-- SHORT TASK --
How many lines in the records below contain the word "bilen"? Answer with the number alone.

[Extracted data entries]
** start **
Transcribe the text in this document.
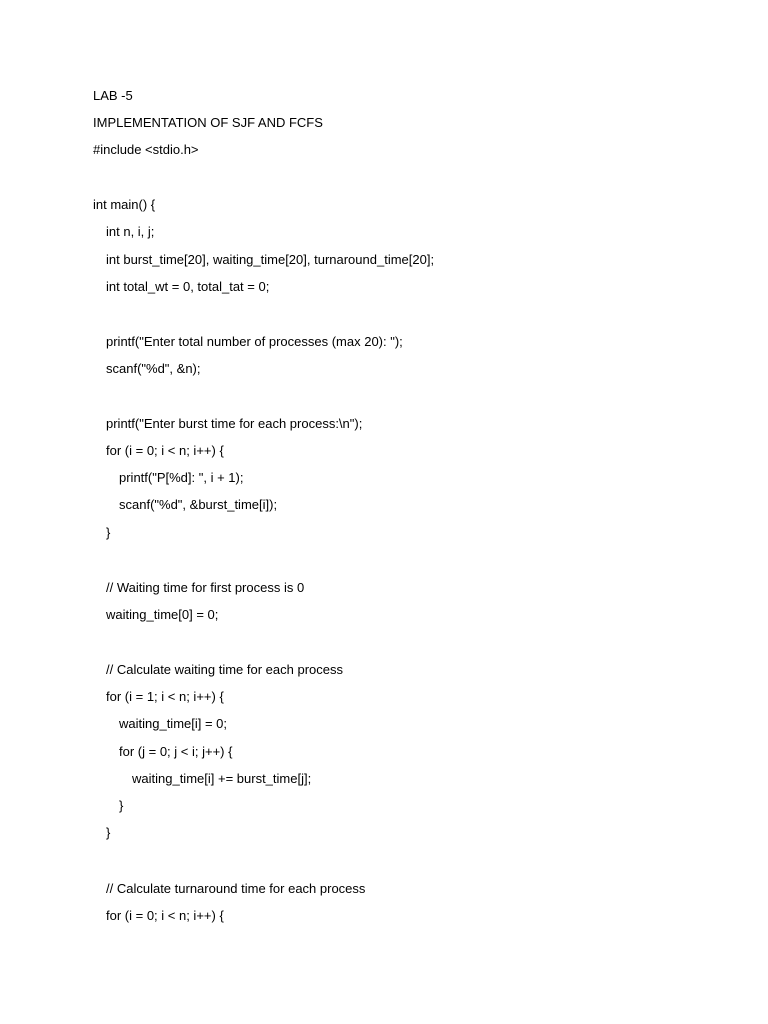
LAB -5
IMPLEMENTATION OF SJF AND FCFS
#include <stdio.h>
int main() {
int n, i, j;
int burst_time[20], waiting_time[20], turnaround_time[20];
int total_wt = 0, total_tat = 0;
printf("Enter total number of processes (max 20): ");
scanf("%d", &n);
printf("Enter burst time for each process:\n");
for (i = 0; i < n; i++) {
printf("P[%d]: ", i + 1);
scanf("%d", &burst_time[i]);
}
// Waiting time for first process is 0
waiting_time[0] = 0;
// Calculate waiting time for each process
for (i = 1; i < n; i++) {
waiting_time[i] = 0;
for (j = 0; j < i; j++) {
waiting_time[i] += burst_time[j];
}
}
// Calculate turnaround time for each process
for (i = 0; i < n; i++) {
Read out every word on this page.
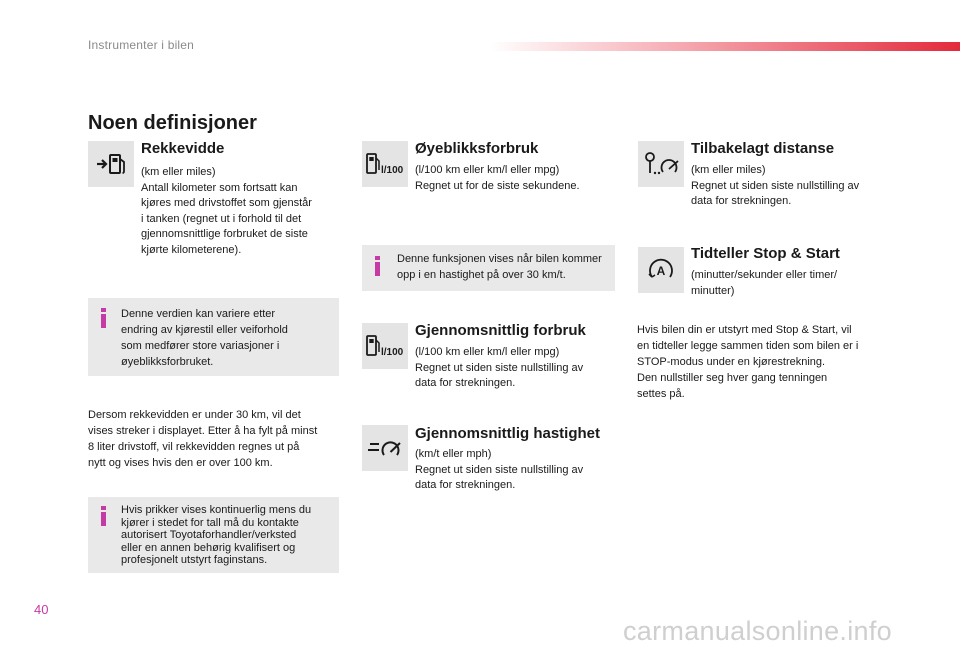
Instrumenter i bilen
Noen definisjoner
Rekkevidde
(km eller miles)
Antall kilometer som fortsatt kan
kjøres med drivstoffet som gjenstår
i tanken (regnet ut i forhold til det
gjennomsnittlige forbruket de siste
kjørte kilometerene).
Denne verdien kan variere etter
endring av kjørestil eller veiforhold
som medfører store variasjoner i
øyeblikksforbruket.
Dersom rekkevidden er under 30 km, vil det
vises streker i displayet. Etter å ha fylt på minst
8 liter drivstoff, vil rekkevidden regnes ut på
nytt og vises hvis den er over 100 km.
Hvis prikker vises kontinuerlig mens du
kjører i stedet for tall må du kontakte
autorisert Toyotaforhandler/verksted
eller en annen behørig kvalifisert og
profesjonelt utstyrt faginstans.
l/100
Øyeblikksforbruk
(l/100 km eller km/l eller mpg)
Regnet ut for de siste sekundene.
Denne funksjonen vises når bilen kommer
opp i en hastighet på over 30 km/t.
l/100
Gjennomsnittlig forbruk
(l/100 km eller km/l eller mpg)
Regnet ut siden siste nullstilling av
data for strekningen.
Gjennomsnittlig hastighet
(km/t eller mph)
Regnet ut siden siste nullstilling av
data for strekningen.
Tilbakelagt distanse
(km eller miles)
Regnet ut siden siste nullstilling av
data for strekningen.
A
Tidteller Stop & Start
(minutter/sekunder eller timer/
minutter)
Hvis bilen din er utstyrt med Stop & Start, vil
en tidteller legge sammen tiden som bilen er i
STOP-modus under en kjørestrekning.
Den nullstiller seg hver gang tenningen
settes på.
40
carmanualsonline.info
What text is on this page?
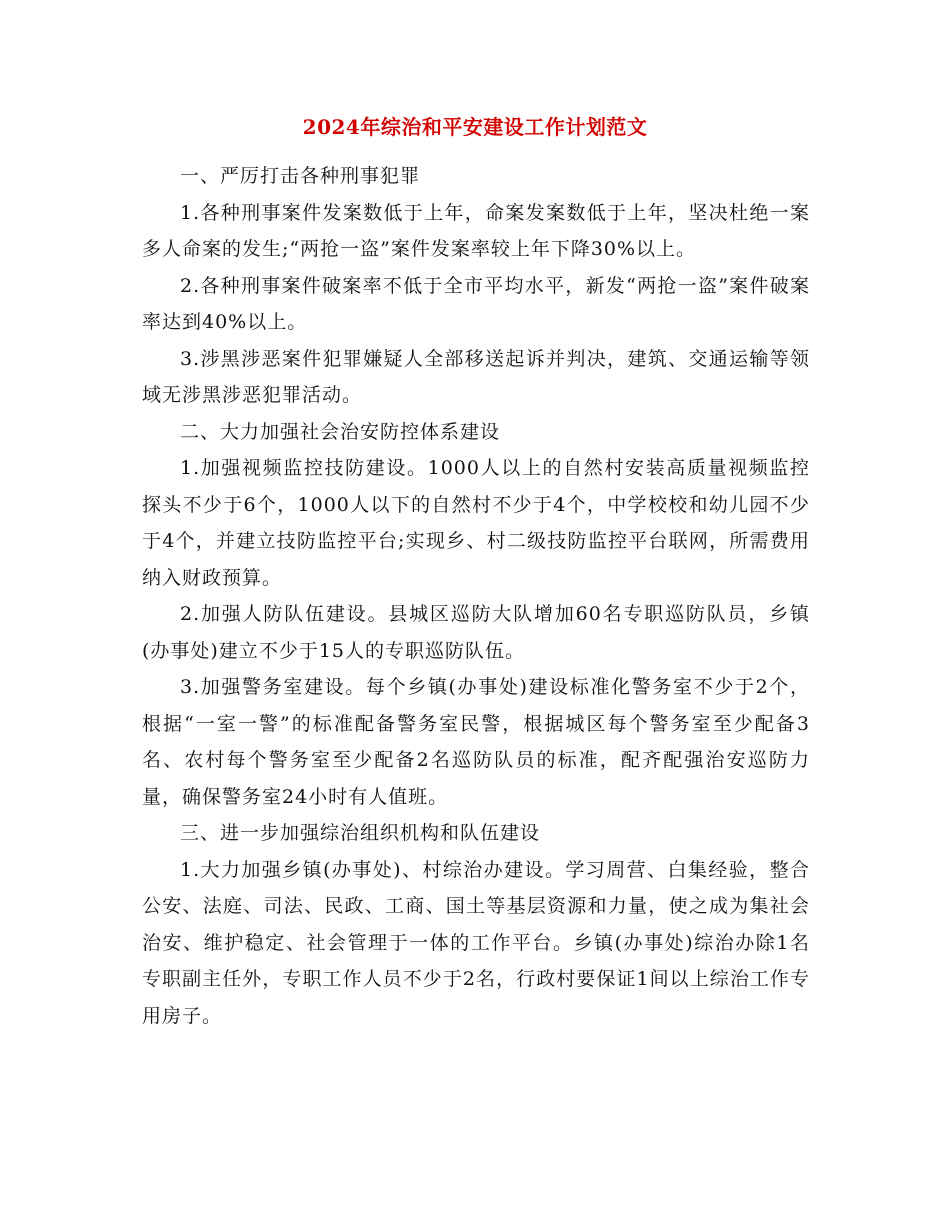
2024年综治和平安建设工作计划范文

一、严厉打击各种刑事犯罪

1.各种刑事案件发案数低于上年，命案发案数低于上年，坚决杜绝一案多人命案的发生;“两抢一盗”案件发案率较上年下降30%以上。

2.各种刑事案件破案率不低于全市平均水平，新发“两抢一盗”案件破案率达到40%以上。

3.涉黑涉恶案件犯罪嫌疑人全部移送起诉并判决，建筑、交通运输等领域无涉黑涉恶犯罪活动。

二、大力加强社会治安防控体系建设

1.加强视频监控技防建设。1000人以上的自然村安装高质量视频监控探头不少于6个，1000人以下的自然村不少于4个，中学校校和幼儿园不少于4个，并建立技防监控平台;实现乡、村二级技防监控平台联网，所需费用纳入财政预算。

2.加强人防队伍建设。县城区巡防大队增加60名专职巡防队员，乡镇(办事处)建立不少于15人的专职巡防队伍。

3.加强警务室建设。每个乡镇(办事处)建设标准化警务室不少于2个，根据“一室一警”的标准配备警务室民警，根据城区每个警务室至少配备3名、农村每个警务室至少配备2名巡防队员的标准，配齐配强治安巡防力量，确保警务室24小时有人值班。

三、进一步加强综治组织机构和队伍建设

1.大力加强乡镇(办事处)、村综治办建设。学习周营、白集经验，整合公安、法庭、司法、民政、工商、国土等基层资源和力量，使之成为集社会治安、维护稳定、社会管理于一体的工作平台。乡镇(办事处)综治办除1名专职副主任外，专职工作人员不少于2名，行政村要保证1间以上综治工作专用房子。
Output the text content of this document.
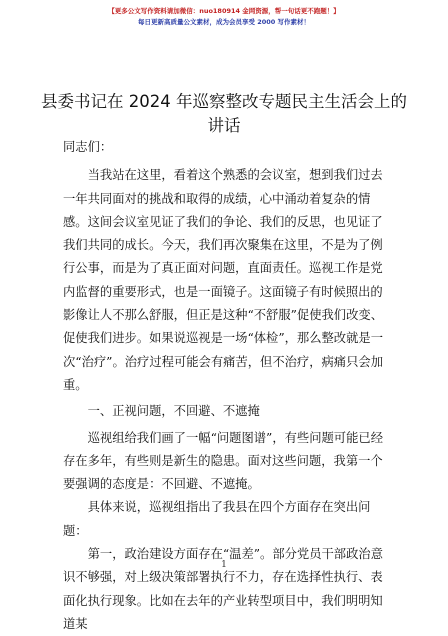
【更多公文写作资料请加微信：nuo180914 金网资源，帮一句话更不跑题！】
每日更新高质量公文素材，成为会员享受 2000 写作素材！
县委书记在 2024 年巡察整改专题民主生活会上的讲话

同志们：

当我站在这里，看着这个熟悉的会议室，想到我们过去一年共同面对的挑战和取得的成绩，心中涌动着复杂的情感。这间会议室见证了我们的争论、我们的反思，也见证了我们共同的成长。今天，我们再次聚集在这里，不是为了例行公事，而是为了真正面对问题，直面责任。巡视工作是党内监督的重要形式，也是一面镜子。这面镜子有时候照出的影像让人不那么舒服，但正是这种“不舒服”促使我们改变、促使我们进步。如果说巡视是一场“体检”，那么整改就是一次“治疗”。治疗过程可能会有痛苦，但不治疗，病痛只会加重。

一、正视问题，不回避、不遮掩

巡视组给我们画了一幅“问题图谱”，有些问题可能已经存在多年，有些则是新生的隐患。面对这些问题，我第一个要强调的态度是：不回避、不遮掩。

具体来说，巡视组指出了我县在四个方面存在突出问题：

第一，政治建设方面存在“温差”。部分党员干部政治意识不够强，对上级决策部署执行不力，存在选择性执行、表面化执行现象。比如在去年的产业转型项目中，我们明明知道某

1
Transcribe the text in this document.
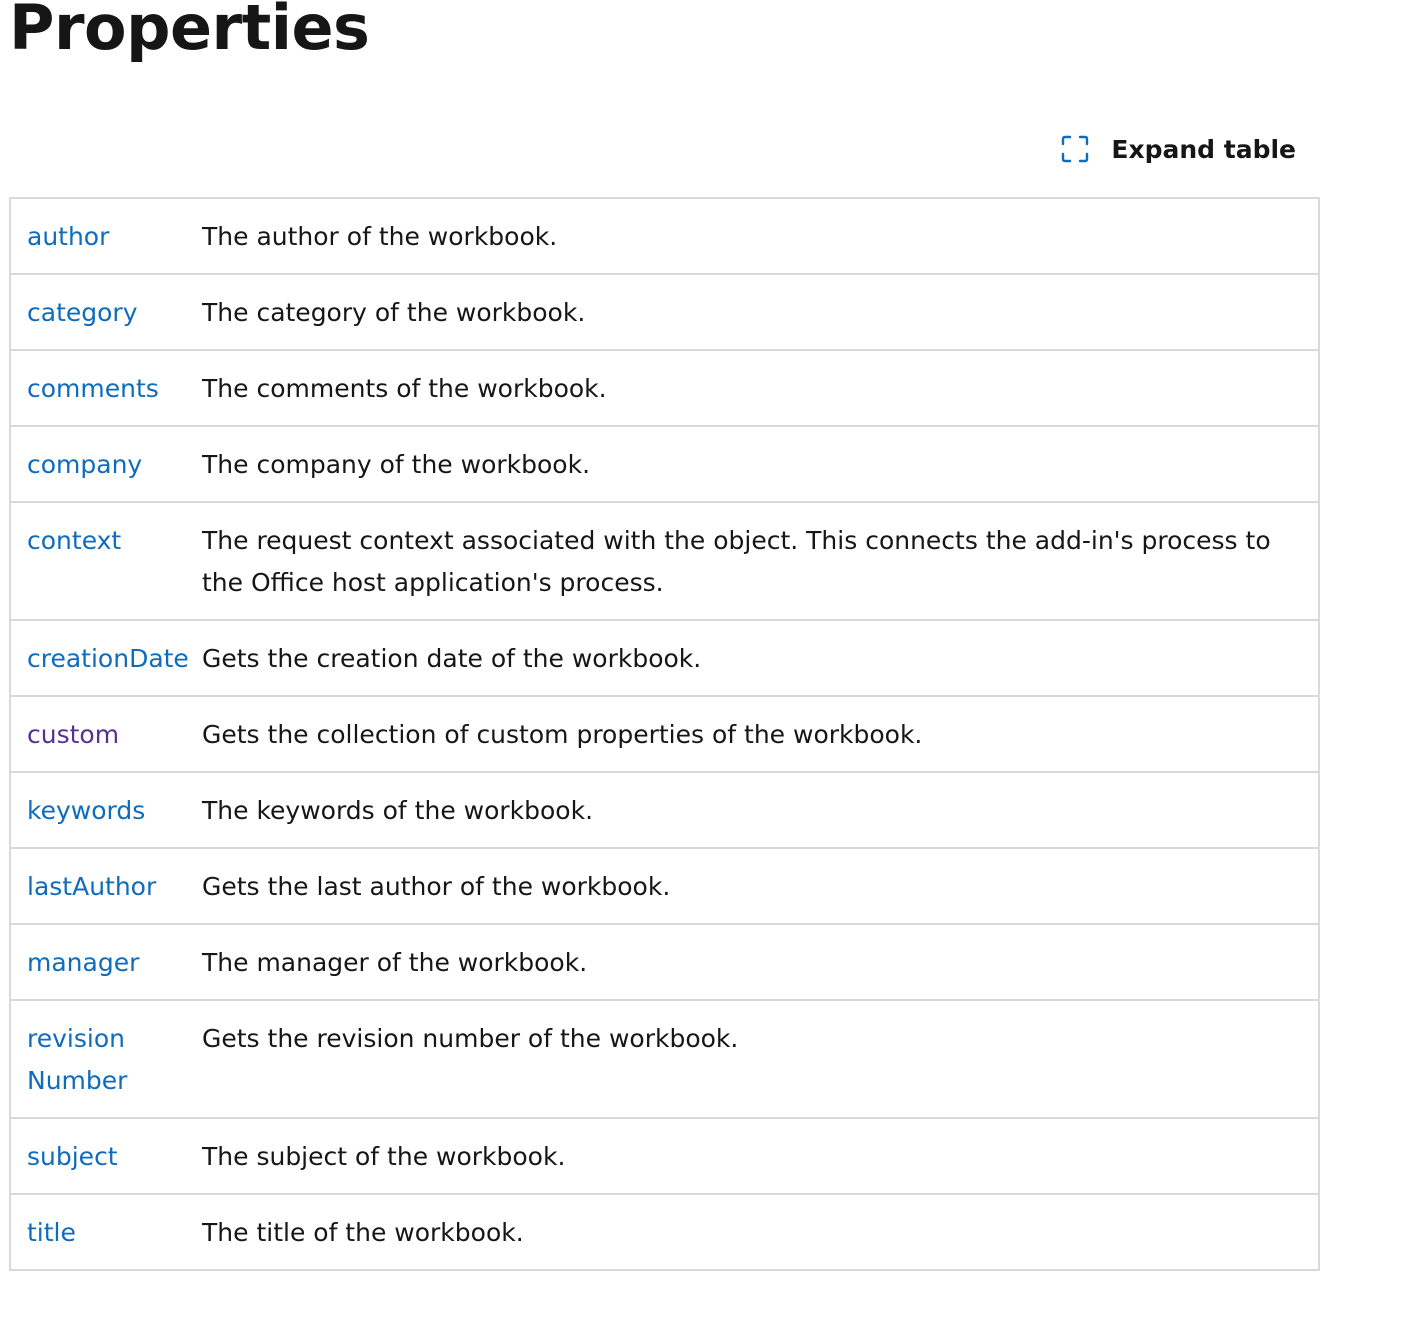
Properties
Expand table
author	The author of the workbook.
category	The category of the workbook.
comments	The comments of the workbook.
company	The company of the workbook.
context	The request context associated with the object. This connects the add-in's process to the Office host application's process.
creationDate	Gets the creation date of the workbook.
custom	Gets the collection of custom properties of the workbook.
keywords	The keywords of the workbook.
lastAuthor	Gets the last author of the workbook.
manager	The manager of the workbook.
revision Number	Gets the revision number of the workbook.
subject	The subject of the workbook.
title	The title of the workbook.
** end **
-- FINISHED EXERCISE --
4